[Stored dataset items]
○ ○ ○ ○

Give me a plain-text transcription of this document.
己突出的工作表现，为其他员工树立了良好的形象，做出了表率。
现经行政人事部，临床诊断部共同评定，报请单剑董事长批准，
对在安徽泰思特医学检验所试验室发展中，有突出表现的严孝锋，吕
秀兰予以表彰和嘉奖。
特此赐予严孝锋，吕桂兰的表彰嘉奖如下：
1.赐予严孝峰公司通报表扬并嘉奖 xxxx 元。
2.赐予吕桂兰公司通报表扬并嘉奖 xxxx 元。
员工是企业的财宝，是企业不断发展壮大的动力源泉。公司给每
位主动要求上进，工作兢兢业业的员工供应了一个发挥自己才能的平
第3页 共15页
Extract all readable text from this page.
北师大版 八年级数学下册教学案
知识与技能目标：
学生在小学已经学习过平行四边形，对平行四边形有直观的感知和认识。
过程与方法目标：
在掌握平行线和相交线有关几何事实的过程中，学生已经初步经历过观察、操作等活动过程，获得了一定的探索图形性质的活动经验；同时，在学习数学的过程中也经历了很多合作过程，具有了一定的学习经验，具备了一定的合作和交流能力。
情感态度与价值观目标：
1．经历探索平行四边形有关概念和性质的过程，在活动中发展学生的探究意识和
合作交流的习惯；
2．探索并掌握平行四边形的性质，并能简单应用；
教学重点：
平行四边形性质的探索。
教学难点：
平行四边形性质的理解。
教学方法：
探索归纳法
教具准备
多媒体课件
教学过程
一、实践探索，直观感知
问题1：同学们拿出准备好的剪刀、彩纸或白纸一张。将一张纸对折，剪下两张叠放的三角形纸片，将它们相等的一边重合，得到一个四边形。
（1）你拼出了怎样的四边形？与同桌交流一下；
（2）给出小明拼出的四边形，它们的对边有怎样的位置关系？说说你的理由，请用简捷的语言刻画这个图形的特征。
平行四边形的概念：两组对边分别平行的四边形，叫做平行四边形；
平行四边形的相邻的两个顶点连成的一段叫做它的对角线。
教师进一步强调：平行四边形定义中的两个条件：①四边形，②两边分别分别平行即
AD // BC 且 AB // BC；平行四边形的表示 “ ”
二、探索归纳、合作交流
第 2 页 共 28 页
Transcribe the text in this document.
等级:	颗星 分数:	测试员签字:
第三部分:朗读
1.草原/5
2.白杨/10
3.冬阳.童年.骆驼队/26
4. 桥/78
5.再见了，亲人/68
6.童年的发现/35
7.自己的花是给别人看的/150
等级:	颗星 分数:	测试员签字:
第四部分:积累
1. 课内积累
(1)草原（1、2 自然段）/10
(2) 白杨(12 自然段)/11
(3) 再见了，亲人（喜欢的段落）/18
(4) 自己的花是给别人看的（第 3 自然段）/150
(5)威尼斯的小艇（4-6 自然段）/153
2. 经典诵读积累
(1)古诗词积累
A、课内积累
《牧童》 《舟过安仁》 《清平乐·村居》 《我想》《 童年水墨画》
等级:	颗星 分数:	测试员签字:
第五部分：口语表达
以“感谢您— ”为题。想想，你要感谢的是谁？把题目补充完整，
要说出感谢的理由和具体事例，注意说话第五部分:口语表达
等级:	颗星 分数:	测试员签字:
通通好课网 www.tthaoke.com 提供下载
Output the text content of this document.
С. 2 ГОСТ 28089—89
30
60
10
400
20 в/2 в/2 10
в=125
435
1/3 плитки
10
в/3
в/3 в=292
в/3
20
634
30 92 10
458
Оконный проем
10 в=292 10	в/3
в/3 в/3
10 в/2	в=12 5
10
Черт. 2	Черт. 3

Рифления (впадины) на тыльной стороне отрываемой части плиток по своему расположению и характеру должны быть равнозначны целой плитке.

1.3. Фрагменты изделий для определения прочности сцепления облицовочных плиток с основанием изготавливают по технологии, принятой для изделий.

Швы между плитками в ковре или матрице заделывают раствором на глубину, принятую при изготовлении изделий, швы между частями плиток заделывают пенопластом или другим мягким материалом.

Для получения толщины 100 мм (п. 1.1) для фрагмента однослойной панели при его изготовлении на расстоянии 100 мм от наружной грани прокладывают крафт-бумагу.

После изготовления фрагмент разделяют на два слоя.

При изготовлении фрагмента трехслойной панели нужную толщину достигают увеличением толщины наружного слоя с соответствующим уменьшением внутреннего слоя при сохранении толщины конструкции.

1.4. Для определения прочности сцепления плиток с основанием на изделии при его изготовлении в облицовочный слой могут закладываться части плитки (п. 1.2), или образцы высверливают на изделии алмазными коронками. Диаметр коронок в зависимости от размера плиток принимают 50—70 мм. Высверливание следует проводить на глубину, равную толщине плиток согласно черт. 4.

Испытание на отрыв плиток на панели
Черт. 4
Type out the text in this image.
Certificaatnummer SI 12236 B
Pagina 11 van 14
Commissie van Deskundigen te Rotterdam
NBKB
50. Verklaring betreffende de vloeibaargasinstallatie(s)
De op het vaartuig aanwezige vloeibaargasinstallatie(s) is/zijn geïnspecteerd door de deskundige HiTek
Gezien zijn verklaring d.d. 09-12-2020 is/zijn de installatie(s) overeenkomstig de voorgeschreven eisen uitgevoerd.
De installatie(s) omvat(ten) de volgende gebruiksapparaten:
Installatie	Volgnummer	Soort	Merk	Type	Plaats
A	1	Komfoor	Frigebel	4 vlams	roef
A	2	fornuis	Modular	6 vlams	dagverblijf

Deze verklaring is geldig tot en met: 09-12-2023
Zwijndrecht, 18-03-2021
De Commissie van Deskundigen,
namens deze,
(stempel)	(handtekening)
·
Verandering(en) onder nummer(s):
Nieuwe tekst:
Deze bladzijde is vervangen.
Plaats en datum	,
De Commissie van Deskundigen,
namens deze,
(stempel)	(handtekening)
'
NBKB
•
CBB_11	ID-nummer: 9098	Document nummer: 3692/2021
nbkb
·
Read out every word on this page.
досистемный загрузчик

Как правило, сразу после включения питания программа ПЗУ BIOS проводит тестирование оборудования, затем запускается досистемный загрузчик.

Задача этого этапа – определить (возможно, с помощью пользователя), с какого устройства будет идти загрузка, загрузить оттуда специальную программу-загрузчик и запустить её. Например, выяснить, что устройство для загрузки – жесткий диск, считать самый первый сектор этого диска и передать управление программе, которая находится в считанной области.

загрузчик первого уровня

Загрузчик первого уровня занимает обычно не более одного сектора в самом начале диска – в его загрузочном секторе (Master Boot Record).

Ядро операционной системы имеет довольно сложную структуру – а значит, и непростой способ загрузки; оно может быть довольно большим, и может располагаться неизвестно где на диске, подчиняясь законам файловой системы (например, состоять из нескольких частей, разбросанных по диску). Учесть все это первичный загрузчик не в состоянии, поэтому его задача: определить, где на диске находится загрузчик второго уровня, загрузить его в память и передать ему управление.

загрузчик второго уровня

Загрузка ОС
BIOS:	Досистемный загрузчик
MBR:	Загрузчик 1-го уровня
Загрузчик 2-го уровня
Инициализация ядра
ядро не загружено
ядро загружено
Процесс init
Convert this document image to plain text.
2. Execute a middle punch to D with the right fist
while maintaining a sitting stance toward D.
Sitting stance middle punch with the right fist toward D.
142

○ ○ ○ ○

> _Stated task_
Search the entries for the word "toward" and gather every line where it appears.

> _Exercise response_
while maintaining a sitting stance toward D.
Sitting stance middle punch with the right fist toward D.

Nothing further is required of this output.